TEXT EXCERPT:
----------

Path: utzoo!attcan!uunet!dino!ux1.cso.uiuc.edu!ux1.cso.uiuc.edu!aglew
From: aglew@oberon.csg.uiuc.edu (Andy Glew)
Newsgroups: comp.arch
Subject: Re: 68040
Message-ID: <AGLEW.90Feb7180138@oberon.csg.uiuc.edu>
Date: 8 Feb 90 00:01:38 GMT
References: <851@trane.UUCP> <7793@quick.COM> <5120@crdgw1.crd.ge.com>
	<1224@m3.mfci.UUCP>
Sender: news@ux1.cso.uiuc.edu (News)
Organization: University of Illinois, Computer Systems Group
Lines: 119
In-Reply-To: colwell@mfci.UUCP's message of 7 Feb 90 02:13:15 GMT

>>srg@quick (Spencer Garrett) writes:
>>I think I've seen array circuit designs that did mul, div and sqrt. 
>>I think I remember that once you've built an array divider,
>>it's not hard to make it do square-root as well.
>
>An array divider?  Are you sure?  That's a new one on me.  Who
>does division this way?  I know about array multipliers, and folks 
>who do division based on Newton Raphson approximation (and sqrts too,
>for that matter.)  And there are parts like Weitek's and BIT's that 
>generate quotients and roots via iterative methods like radix-4 
>non-restoring algorithms.  For those, sqrt is exactly twice as hard, 
>because you get only one bit of root per iteration, where division
>yields two.
>
>I did see a paper about two years ago in IEEE Trans. on Computers
>that showed a way to get two sqrt bits per iteration, but I
>recall thinking it would be hard to implement it (then).
>
>Bob Colwell               ..!uunet!mfci!colwell


There are a number of designs for array dividers. (I'll hunt up papers
if you want.  A good selection of references should be in the upcoming
IEEE Transactions on Computers special issue on Computer Arithmetic).

Most array dividers, however, are iterative.  The time through the array
is O(n) (and, of course, the area is O(n^2)).

----------

(Extracted data entries)

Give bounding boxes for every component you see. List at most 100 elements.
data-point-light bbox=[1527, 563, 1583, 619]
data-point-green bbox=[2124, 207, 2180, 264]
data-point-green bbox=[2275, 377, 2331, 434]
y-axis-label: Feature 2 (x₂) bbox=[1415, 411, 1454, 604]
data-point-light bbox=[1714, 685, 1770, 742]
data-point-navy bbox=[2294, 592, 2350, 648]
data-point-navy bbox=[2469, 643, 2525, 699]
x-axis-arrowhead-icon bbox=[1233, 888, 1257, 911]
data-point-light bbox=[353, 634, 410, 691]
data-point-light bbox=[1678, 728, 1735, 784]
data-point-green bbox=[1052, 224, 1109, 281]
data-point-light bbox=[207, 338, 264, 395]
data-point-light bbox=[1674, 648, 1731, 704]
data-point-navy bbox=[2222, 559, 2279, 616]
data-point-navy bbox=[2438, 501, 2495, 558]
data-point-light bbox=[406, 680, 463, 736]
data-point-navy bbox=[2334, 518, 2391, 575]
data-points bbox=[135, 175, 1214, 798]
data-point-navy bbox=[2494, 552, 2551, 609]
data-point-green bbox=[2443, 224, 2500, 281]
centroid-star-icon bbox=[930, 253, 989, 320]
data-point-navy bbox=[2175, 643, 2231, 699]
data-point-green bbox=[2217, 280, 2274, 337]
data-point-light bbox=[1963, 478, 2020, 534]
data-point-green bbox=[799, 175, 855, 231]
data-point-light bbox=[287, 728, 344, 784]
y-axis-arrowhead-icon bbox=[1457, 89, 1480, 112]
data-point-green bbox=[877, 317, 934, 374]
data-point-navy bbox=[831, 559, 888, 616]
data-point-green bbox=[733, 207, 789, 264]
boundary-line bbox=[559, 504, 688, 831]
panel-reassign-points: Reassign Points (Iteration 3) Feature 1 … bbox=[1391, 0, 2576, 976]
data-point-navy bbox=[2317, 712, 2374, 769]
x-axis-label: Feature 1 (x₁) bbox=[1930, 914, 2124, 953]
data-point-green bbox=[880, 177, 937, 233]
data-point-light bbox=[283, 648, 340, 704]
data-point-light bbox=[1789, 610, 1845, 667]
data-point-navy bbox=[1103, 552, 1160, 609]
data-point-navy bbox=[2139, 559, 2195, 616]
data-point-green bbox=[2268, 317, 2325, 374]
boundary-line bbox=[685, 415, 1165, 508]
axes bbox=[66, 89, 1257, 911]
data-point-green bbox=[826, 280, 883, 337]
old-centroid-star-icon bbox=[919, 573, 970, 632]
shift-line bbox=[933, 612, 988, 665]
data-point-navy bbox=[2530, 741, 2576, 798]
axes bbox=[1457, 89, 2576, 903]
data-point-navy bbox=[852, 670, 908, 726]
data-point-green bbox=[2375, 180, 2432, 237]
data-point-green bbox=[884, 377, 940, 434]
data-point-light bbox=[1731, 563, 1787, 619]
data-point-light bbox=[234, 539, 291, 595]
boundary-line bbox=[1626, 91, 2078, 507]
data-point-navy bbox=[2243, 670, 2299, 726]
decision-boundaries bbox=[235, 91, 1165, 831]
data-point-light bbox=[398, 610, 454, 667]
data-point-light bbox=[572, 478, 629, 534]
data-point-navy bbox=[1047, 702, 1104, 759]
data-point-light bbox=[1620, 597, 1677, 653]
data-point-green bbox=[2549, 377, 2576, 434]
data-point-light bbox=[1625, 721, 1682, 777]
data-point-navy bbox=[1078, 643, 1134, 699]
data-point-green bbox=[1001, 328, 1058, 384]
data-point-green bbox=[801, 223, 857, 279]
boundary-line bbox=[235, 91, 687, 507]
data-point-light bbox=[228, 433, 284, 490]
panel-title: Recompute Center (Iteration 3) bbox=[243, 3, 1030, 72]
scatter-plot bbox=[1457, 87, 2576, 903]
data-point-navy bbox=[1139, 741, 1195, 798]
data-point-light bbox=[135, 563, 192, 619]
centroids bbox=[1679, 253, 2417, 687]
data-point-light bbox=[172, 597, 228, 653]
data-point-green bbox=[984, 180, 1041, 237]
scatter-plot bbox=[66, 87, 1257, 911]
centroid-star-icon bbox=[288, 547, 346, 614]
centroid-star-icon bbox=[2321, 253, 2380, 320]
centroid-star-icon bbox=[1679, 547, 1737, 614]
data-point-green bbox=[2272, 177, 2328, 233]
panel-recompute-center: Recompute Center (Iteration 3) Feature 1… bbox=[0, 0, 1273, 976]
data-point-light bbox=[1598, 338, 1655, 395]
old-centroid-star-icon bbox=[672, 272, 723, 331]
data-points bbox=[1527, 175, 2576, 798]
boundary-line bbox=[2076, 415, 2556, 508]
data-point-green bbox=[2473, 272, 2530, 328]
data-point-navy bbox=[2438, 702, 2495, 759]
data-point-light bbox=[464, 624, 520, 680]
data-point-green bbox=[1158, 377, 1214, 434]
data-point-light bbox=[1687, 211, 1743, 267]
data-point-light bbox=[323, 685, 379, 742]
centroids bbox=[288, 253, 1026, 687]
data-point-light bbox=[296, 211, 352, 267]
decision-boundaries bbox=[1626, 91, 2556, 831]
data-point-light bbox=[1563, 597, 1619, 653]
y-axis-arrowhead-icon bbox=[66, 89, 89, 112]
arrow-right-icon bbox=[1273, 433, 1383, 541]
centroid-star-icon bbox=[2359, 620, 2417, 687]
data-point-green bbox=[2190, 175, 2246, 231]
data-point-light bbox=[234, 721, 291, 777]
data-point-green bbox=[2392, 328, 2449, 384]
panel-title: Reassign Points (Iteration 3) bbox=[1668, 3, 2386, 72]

----------

TO DO:
a: In the post about array dividers, where does it say a good selection of references on array dividers should appear?
b: Pick up the post about array dividers where it stops and continue it.

SET OF ANSWERS:
a: In the upcoming IEEE Transactions on Computers special issue on Computer Arithmetic.

b:
    Full array multipliers come in the iterative O(n) time variety,
where all the additions propagate linearly across the array.  Much
more interesting are array multipliers with embedded trees to suim the
partial products: 3:2 Wallace trees or 2:1 trees, usually using a
redundant form.  These get O(log n) time performance out of the array.
This sort of thing seems to be the state of the art - M88K, AMD's latest.
(Amusing side note: all the old VLSI papers used to say that Wallace trees
were too hard to lay out, too irregular.  A circuit designer said to me
<<Obviously, nobody who said that ever tried to lay one out. They're easy.>>)
    I have not seen any array dividers with better than O(n) time.
It seems that the division algorithms are inherently "Choose some bits;
Form partial quotient and remnainder; Repeat", ie. the linearity seems inherent
in everything except Newton-Raphson or multiplicative approaches. 


Higher radix square root - quite a few papers report 2 bits/cycle.
Fandrianto has reported 3 (and implied 4). Cyrix, with their 17
bit/cycle divide, could likely use NR to get mongo bits for sqrt - I'm
not sure if they did.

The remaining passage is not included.